_THE PROBLEM:_ Return each line of the records holding the string "europeu".

—————

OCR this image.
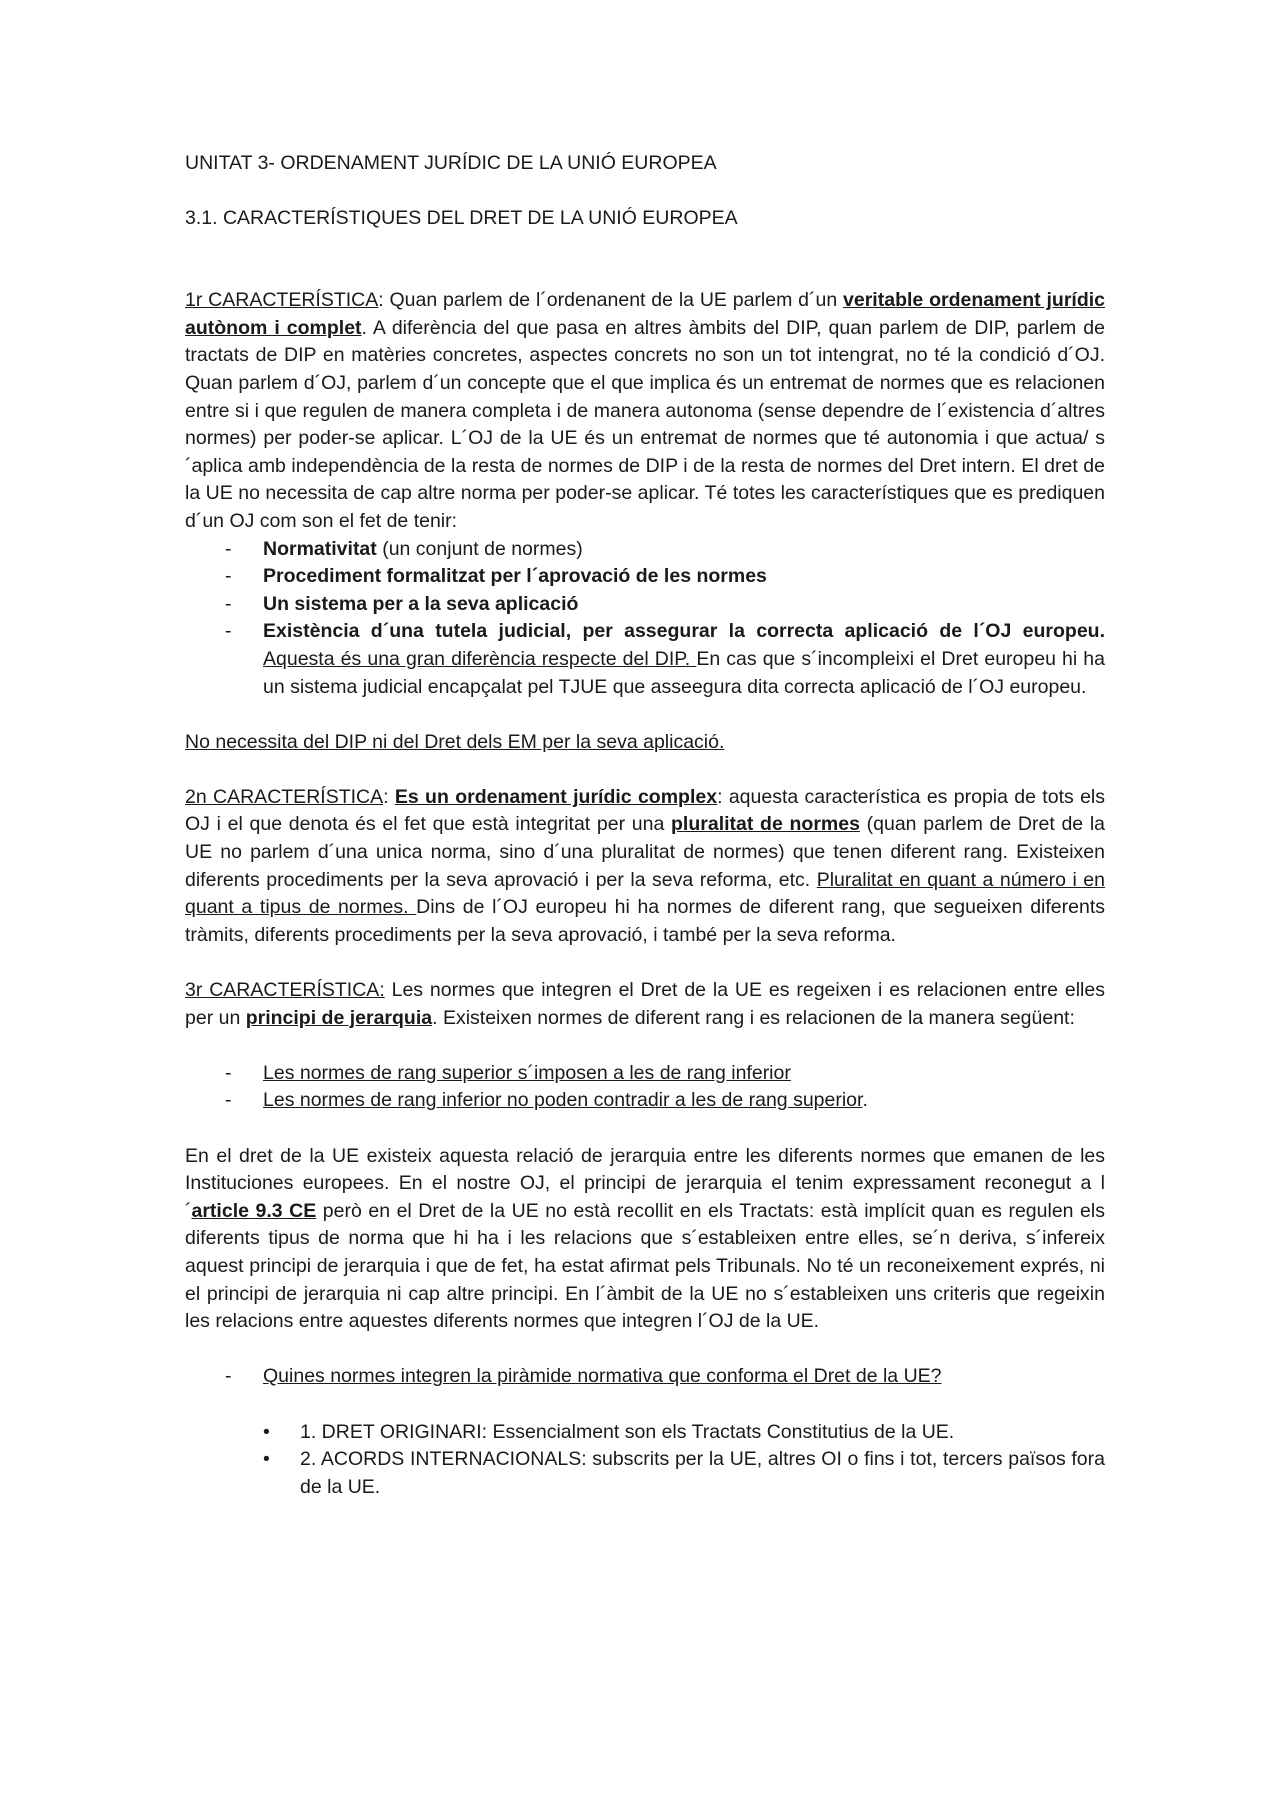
UNITAT 3- ORDENAMENT JURÍDIC DE LA UNIÓ EUROPEA

3.1. CARACTERÍSTIQUES DEL DRET DE LA UNIÓ EUROPEA

1r CARACTERÍSTICA: Quan parlem de l´ordenanent de la UE parlem d´un veritable ordenament jurídic autònom i complet. A diferència del que pasa en altres àmbits del DIP, quan parlem de DIP, parlem de tractats de DIP en matèries concretes, aspectes concrets no son un tot intengrat, no té la condició d´OJ. Quan parlem d´OJ, parlem d´un concepte que el que implica és un entremat de normes que es relacionen entre si i que regulen de manera completa i de manera autonoma (sense dependre de l´existencia d´altres normes) per poder-se aplicar. L´OJ de la UE és un entremat de normes que té autonomia i que actua/ s´aplica amb independència de la resta de normes de DIP i de la resta de normes del Dret intern. El dret de la UE no necessita de cap altre norma per poder-se aplicar. Té totes les característiques que es prediquen d´un OJ com son el fet de tenir:

- Normativitat (un conjunt de normes)
- Procediment formalitzat per l´aprovació de les normes
- Un sistema per a la seva aplicació
- Existència d´una tutela judicial, per assegurar la correcta aplicació de l´OJ europeu. Aquesta és una gran diferència respecte del DIP. En cas que s´incompleixi el Dret europeu hi ha un sistema judicial encapçalat pel TJUE que asseegura dita correcta aplicació de l´OJ europeu.

No necessita del DIP ni del Dret dels EM per la seva aplicació.

2n CARACTERÍSTICA: Es un ordenament jurídic complex: aquesta característica es propia de tots els OJ i el que denota és el fet que està integritat per una pluralitat de normes (quan parlem de Dret de la UE no parlem d´una unica norma, sino d´una pluralitat de normes) que tenen diferent rang. Existeixen diferents procediments per la seva aprovació i per la seva reforma, etc. Pluralitat en quant a número i en quant a tipus de normes. Dins de l´OJ europeu hi ha normes de diferent rang, que segueixen diferents tràmits, diferents procediments per la seva aprovació, i també per la seva reforma.

3r CARACTERÍSTICA: Les normes que integren el Dret de la UE es regeixen i es relacionen entre elles per un principi de jerarquia. Existeixen normes de diferent rang i es relacionen de la manera següent:

- Les normes de rang superior s´imposen a les de rang inferior
- Les normes de rang inferior no poden contradir a les de rang superior.

En el dret de la UE existeix aquesta relació de jerarquia entre les diferents normes que emanen de les Instituciones europees. En el nostre OJ, el principi de jerarquia el tenim expressament reconegut a l´article 9.3 CE però en el Dret de la UE no està recollit en els Tractats: està implícit quan es regulen els diferents tipus de norma que hi ha i les relacions que s´estableixen entre elles, se´n deriva, s´infereix aquest principi de jerarquia i que de fet, ha estat afirmat pels Tribunals. No té un reconeixement exprés, ni el principi de jerarquia ni cap altre principi. En l´àmbit de la UE no s´estableixen uns criteris que regeixin les relacions entre aquestes diferents normes que integren l´OJ de la UE.

- Quines normes integren la piràmide normativa que conforma el Dret de la UE?
• 1. DRET ORIGINARI: Essencialment son els Tractats Constitutius de la UE.
• 2. ACORDS INTERNACIONALS: subscrits per la UE, altres OI o fins i tot, tercers països fora de la UE.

—————

_FULL ANSWER:_
- Existència d´una tutela judicial, per assegurar la correcta aplicació de l´OJ europeu. Aquesta és una gran diferència respecte del DIP. En cas que s´incompleixi el Dret europeu hi ha un sistema judicial encapçalat pel TJUE que asseegura dita correcta aplicació de l´OJ europeu.
2n CARACTERÍSTICA: Es un ordenament jurídic complex: aquesta característica es propia de tots els OJ i el que denota és el fet que està integritat per una pluralitat de normes (quan parlem de Dret de la UE no parlem d´una unica norma, sino d´una pluralitat de normes) que tenen diferent rang. Existeixen diferents procediments per la seva aprovació i per la seva reforma, etc. Pluralitat en quant a número i en quant a tipus de normes. Dins de l´OJ europeu hi ha normes de diferent rang, que segueixen diferents tràmits, diferents procediments per la seva aprovació, i també per la seva reforma.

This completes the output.